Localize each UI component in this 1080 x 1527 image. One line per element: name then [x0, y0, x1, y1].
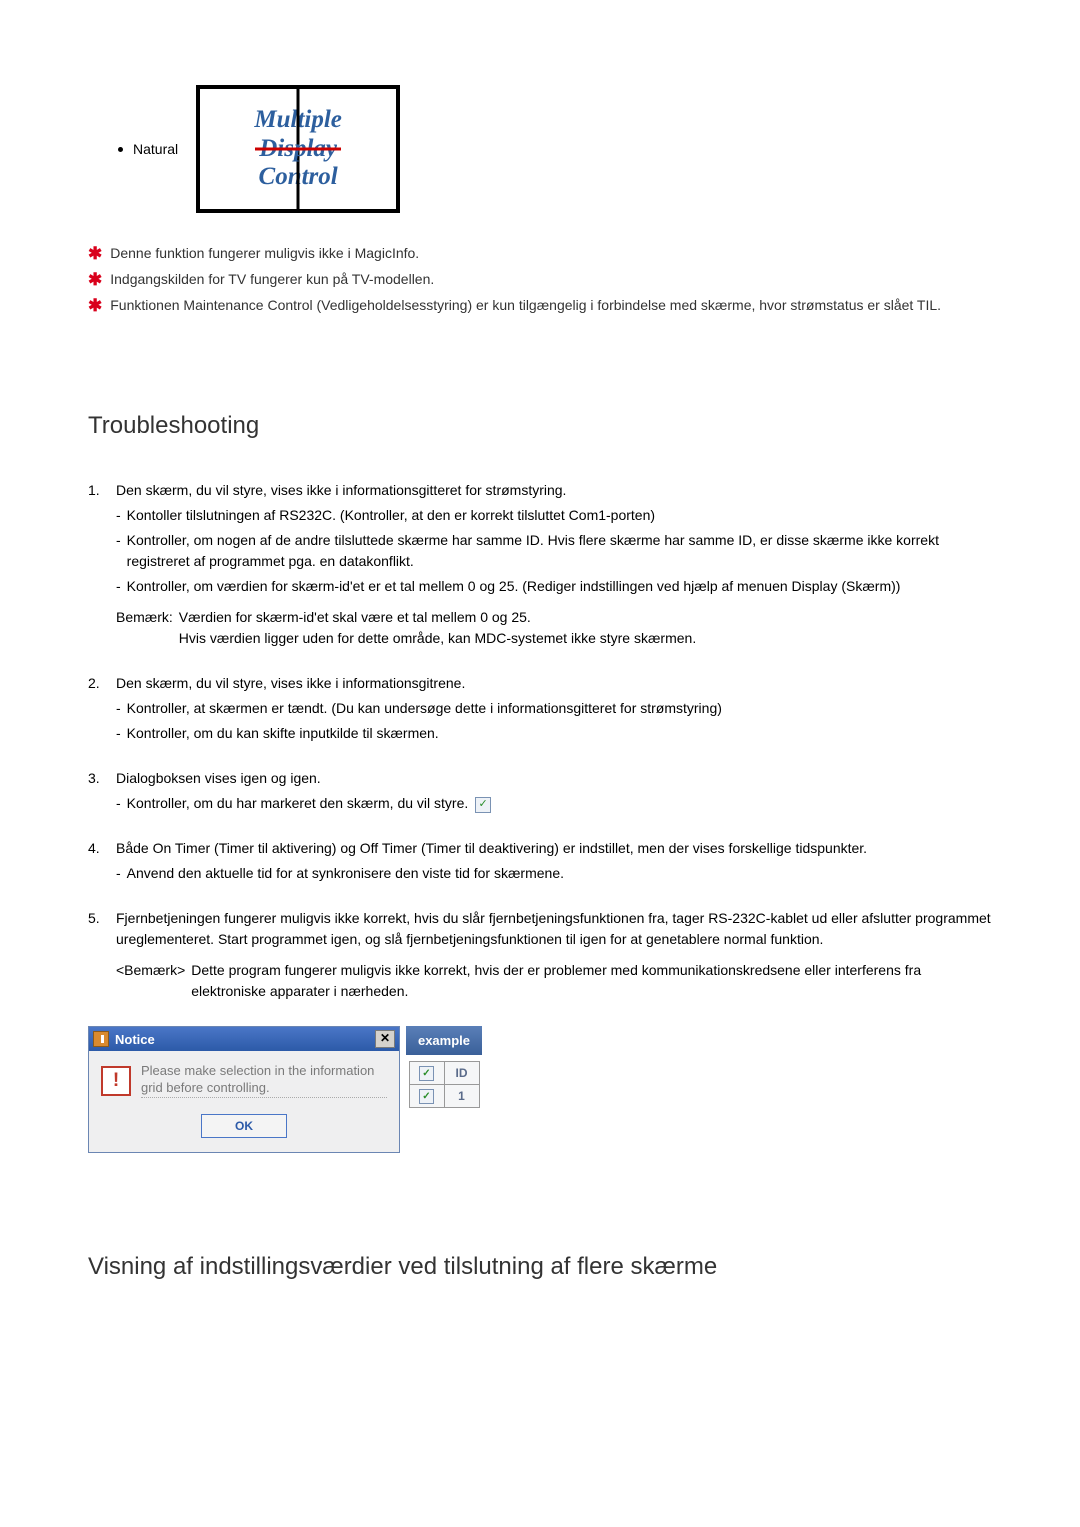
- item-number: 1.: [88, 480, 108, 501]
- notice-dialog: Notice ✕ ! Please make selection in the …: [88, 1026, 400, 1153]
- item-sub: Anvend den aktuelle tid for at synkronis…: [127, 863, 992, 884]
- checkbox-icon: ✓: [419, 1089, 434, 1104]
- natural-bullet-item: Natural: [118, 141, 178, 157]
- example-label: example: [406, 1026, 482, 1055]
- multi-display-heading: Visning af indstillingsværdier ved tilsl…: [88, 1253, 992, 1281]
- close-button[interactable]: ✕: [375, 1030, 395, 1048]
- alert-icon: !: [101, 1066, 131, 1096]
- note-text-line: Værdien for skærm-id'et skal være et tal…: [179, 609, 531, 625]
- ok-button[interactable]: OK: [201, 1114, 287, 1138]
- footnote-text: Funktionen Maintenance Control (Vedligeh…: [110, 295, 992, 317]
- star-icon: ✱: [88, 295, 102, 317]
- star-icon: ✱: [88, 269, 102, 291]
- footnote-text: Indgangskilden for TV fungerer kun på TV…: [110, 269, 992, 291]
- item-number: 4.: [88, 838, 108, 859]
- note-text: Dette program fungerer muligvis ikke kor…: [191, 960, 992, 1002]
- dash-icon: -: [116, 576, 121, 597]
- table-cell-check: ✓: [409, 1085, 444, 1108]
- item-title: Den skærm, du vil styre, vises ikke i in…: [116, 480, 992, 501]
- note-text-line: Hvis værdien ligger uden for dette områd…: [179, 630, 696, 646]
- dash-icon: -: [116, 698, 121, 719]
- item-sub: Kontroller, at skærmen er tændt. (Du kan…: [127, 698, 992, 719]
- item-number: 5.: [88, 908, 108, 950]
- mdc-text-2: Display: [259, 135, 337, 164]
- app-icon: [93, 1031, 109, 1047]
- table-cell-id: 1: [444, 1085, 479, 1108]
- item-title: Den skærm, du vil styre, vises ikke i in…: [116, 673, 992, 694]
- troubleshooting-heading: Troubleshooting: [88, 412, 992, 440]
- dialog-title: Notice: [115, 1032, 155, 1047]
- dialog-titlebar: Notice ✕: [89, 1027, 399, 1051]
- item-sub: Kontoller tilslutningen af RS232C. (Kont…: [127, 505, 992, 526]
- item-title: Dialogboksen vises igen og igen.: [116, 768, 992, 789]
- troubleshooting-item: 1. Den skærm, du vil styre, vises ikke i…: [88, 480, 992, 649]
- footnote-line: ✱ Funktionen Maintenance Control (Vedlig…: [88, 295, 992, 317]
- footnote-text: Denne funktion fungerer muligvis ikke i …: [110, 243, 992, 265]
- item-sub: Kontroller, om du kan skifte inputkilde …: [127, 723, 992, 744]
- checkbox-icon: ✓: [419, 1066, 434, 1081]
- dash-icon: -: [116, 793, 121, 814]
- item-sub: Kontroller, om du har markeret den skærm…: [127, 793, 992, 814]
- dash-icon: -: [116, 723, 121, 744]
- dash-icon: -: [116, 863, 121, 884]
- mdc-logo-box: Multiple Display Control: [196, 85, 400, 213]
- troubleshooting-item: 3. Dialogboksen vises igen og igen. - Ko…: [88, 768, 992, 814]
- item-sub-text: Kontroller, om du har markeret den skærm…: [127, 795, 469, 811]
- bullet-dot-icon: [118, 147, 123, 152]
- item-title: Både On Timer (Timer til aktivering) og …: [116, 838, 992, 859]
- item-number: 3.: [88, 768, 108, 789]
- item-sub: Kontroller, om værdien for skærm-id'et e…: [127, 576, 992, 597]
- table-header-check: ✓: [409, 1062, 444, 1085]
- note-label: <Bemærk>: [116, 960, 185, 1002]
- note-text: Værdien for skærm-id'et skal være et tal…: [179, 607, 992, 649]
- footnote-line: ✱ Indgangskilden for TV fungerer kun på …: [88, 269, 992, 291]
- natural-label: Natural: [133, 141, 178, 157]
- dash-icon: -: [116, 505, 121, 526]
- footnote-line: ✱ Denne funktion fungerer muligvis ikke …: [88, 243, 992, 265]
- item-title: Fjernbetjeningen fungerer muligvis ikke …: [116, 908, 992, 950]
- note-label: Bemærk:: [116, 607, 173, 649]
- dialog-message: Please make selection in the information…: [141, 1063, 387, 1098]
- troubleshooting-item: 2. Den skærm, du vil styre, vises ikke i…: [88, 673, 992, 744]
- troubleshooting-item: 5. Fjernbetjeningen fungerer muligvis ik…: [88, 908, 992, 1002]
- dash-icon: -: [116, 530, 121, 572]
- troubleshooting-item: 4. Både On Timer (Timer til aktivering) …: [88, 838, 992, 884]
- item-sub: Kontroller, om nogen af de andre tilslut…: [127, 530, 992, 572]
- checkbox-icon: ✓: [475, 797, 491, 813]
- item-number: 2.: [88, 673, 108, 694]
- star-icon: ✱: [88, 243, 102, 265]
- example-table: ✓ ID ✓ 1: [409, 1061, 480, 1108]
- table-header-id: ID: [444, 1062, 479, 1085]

━━━

Copy all of the entries above word for word, line by line, and leave out the picture.

[THE RESPONSE]
Localize each UI component in this 1080 x 1527 image. One line per element: name then [x0, y0, x1, y1].
- item-number: 1.: [88, 480, 108, 501]
- notice-dialog: Notice ✕ ! Please make selection in the …: [88, 1026, 400, 1153]
- item-sub: Anvend den aktuelle tid for at synkronis…: [127, 863, 992, 884]
- checkbox-icon: ✓: [419, 1089, 434, 1104]
- natural-bullet-item: Natural: [118, 141, 178, 157]
- example-label: example: [406, 1026, 482, 1055]
- multi-display-heading: Visning af indstillingsværdier ved tilsl…: [88, 1253, 992, 1281]
- close-button[interactable]: ✕: [375, 1030, 395, 1048]
- alert-icon: !: [101, 1066, 131, 1096]
- note-text-line: Værdien for skærm-id'et skal være et tal…: [179, 609, 531, 625]
- ok-button[interactable]: OK: [201, 1114, 287, 1138]
- footnote-text: Funktionen Maintenance Control (Vedligeh…: [110, 295, 992, 317]
- star-icon: ✱: [88, 295, 102, 317]
- star-icon: ✱: [88, 269, 102, 291]
- footnote-text: Indgangskilden for TV fungerer kun på TV…: [110, 269, 992, 291]
- item-number: 4.: [88, 838, 108, 859]
- note-text: Dette program fungerer muligvis ikke kor…: [191, 960, 992, 1002]
- dash-icon: -: [116, 576, 121, 597]
- table-cell-check: ✓: [409, 1085, 444, 1108]
- item-title: Den skærm, du vil styre, vises ikke i in…: [116, 480, 992, 501]
- note-text-line: Hvis værdien ligger uden for dette områd…: [179, 630, 696, 646]
- dash-icon: -: [116, 698, 121, 719]
- item-sub: Kontroller, at skærmen er tændt. (Du kan…: [127, 698, 992, 719]
- item-number: 5.: [88, 908, 108, 950]
- mdc-text-2: Display: [259, 135, 337, 164]
- app-icon: [93, 1031, 109, 1047]
- table-cell-id: 1: [444, 1085, 479, 1108]
- item-title: Den skærm, du vil styre, vises ikke i in…: [116, 673, 992, 694]
- troubleshooting-heading: Troubleshooting: [88, 412, 992, 440]
- dialog-title: Notice: [115, 1032, 155, 1047]
- dialog-titlebar: Notice ✕: [89, 1027, 399, 1051]
- item-sub: Kontoller tilslutningen af RS232C. (Kont…: [127, 505, 992, 526]
- item-title: Dialogboksen vises igen og igen.: [116, 768, 992, 789]
- troubleshooting-item: 1. Den skærm, du vil styre, vises ikke i…: [88, 480, 992, 649]
- footnote-line: ✱ Funktionen Maintenance Control (Vedlig…: [88, 295, 992, 317]
- footnote-text: Denne funktion fungerer muligvis ikke i …: [110, 243, 992, 265]
- item-sub: Kontroller, om du kan skifte inputkilde …: [127, 723, 992, 744]
- checkbox-icon: ✓: [419, 1066, 434, 1081]
- dash-icon: -: [116, 793, 121, 814]
- item-sub: Kontroller, om du har markeret den skærm…: [127, 793, 992, 814]
- dash-icon: -: [116, 723, 121, 744]
- dash-icon: -: [116, 863, 121, 884]
- mdc-logo-box: Multiple Display Control: [196, 85, 400, 213]
- troubleshooting-item: 3. Dialogboksen vises igen og igen. - Ko…: [88, 768, 992, 814]
- item-sub-text: Kontroller, om du har markeret den skærm…: [127, 795, 469, 811]
- bullet-dot-icon: [118, 147, 123, 152]
- item-title: Både On Timer (Timer til aktivering) og …: [116, 838, 992, 859]
- item-number: 3.: [88, 768, 108, 789]
- item-sub: Kontroller, om værdien for skærm-id'et e…: [127, 576, 992, 597]
- table-header-check: ✓: [409, 1062, 444, 1085]
- note-label: <Bemærk>: [116, 960, 185, 1002]
- note-text: Værdien for skærm-id'et skal være et tal…: [179, 607, 992, 649]
- footnote-line: ✱ Indgangskilden for TV fungerer kun på …: [88, 269, 992, 291]
- natural-label: Natural: [133, 141, 178, 157]
- dash-icon: -: [116, 505, 121, 526]
- footnote-line: ✱ Denne funktion fungerer muligvis ikke …: [88, 243, 992, 265]
- item-title: Fjernbetjeningen fungerer muligvis ikke …: [116, 908, 992, 950]
- note-label: Bemærk:: [116, 607, 173, 649]
- dialog-message: Please make selection in the information…: [141, 1063, 387, 1098]
- troubleshooting-item: 2. Den skærm, du vil styre, vises ikke i…: [88, 673, 992, 744]
- troubleshooting-item: 5. Fjernbetjeningen fungerer muligvis ik…: [88, 908, 992, 1002]
- dash-icon: -: [116, 530, 121, 572]
- troubleshooting-item: 4. Både On Timer (Timer til aktivering) …: [88, 838, 992, 884]
- item-sub: Kontroller, om nogen af de andre tilslut…: [127, 530, 992, 572]
- checkbox-icon: ✓: [475, 797, 491, 813]
- item-number: 2.: [88, 673, 108, 694]
- star-icon: ✱: [88, 243, 102, 265]
- example-table: ✓ ID ✓ 1: [409, 1061, 480, 1108]
- table-header-id: ID: [444, 1062, 479, 1085]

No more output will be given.